GIVEN REQUEST ▸
What is the number of lines in these entries that include "this"? Write that number and no other text.

PROVIDED INFORMATION ▸
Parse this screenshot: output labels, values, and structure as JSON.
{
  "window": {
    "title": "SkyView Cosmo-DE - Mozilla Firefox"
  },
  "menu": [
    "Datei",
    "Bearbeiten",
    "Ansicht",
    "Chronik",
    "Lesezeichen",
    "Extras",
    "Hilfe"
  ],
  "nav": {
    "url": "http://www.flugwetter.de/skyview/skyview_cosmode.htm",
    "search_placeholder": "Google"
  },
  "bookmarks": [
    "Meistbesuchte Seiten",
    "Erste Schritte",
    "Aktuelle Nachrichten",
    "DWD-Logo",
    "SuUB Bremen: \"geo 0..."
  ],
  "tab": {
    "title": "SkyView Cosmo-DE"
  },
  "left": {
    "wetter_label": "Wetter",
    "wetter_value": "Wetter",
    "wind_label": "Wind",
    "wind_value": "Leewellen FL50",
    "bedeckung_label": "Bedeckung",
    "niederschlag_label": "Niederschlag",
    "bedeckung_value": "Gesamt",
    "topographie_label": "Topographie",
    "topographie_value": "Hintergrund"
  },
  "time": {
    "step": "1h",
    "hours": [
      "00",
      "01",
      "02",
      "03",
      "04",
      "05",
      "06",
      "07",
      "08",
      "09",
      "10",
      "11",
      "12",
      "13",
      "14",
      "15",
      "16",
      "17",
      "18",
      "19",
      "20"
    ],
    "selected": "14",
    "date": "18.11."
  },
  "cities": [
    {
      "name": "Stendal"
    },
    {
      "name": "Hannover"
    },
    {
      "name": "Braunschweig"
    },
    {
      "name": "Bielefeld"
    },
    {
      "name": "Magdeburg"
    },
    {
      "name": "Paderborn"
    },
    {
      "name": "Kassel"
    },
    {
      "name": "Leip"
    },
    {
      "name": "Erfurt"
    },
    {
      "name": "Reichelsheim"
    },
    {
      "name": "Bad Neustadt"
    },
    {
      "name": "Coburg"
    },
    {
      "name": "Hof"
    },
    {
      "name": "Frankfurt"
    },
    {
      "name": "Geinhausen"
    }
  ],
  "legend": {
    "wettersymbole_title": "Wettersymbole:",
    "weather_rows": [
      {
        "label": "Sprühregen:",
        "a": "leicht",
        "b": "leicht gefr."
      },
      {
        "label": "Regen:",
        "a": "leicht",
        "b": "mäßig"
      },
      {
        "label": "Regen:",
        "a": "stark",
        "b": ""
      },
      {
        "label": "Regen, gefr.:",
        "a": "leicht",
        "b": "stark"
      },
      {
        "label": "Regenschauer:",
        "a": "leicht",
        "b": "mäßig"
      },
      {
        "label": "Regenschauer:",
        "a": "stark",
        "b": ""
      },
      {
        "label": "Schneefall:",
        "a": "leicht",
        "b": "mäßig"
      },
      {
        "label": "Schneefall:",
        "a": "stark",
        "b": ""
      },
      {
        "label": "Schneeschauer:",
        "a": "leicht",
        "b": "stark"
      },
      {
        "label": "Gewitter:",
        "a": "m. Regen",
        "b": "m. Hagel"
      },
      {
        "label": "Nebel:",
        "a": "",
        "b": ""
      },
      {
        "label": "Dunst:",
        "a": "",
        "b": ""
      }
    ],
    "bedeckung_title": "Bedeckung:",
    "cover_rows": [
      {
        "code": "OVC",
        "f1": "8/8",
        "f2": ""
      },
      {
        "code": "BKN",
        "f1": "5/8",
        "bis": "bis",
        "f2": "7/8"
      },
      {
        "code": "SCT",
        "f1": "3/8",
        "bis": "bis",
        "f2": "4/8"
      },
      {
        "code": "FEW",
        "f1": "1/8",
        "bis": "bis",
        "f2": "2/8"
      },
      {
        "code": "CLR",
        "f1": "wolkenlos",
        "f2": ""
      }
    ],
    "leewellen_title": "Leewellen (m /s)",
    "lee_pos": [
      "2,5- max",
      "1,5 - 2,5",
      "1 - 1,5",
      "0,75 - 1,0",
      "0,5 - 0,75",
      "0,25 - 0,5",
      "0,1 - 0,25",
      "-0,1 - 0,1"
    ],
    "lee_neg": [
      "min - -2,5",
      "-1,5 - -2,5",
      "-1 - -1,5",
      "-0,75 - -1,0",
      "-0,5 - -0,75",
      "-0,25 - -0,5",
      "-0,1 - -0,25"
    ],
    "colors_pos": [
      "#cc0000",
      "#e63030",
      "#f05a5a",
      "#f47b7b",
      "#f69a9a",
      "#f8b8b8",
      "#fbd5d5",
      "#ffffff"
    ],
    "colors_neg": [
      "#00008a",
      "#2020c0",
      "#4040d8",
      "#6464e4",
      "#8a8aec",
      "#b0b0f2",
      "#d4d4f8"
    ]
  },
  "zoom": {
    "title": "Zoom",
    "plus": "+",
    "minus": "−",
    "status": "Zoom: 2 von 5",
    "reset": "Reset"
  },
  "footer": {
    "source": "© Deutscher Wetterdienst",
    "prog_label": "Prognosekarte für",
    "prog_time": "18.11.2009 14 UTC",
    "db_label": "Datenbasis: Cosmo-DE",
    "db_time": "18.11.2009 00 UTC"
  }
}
...
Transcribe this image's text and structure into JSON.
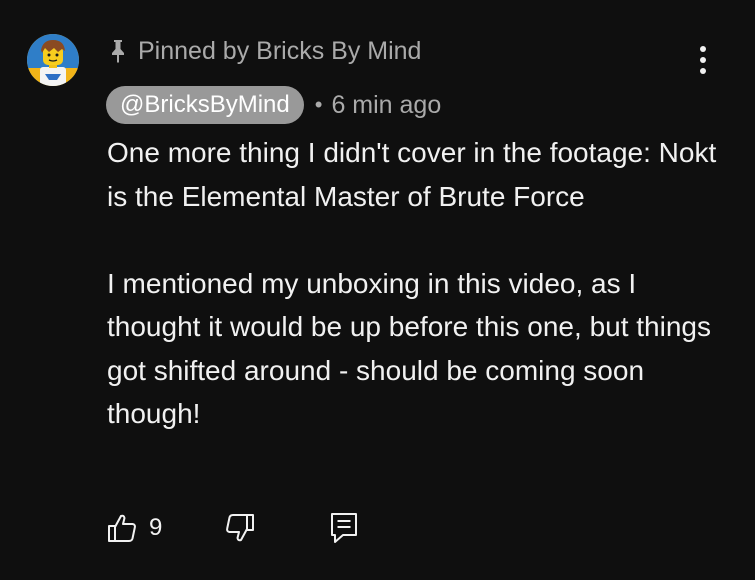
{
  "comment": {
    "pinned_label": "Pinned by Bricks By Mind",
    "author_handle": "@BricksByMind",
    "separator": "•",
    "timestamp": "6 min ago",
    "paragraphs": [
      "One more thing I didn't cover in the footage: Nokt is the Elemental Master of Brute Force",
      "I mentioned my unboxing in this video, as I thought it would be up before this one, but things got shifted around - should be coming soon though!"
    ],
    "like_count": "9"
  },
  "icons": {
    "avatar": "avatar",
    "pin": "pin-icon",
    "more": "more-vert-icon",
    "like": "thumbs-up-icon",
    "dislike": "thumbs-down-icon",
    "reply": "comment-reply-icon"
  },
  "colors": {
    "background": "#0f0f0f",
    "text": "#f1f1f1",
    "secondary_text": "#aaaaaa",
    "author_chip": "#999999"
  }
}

THE REPLY ▸
3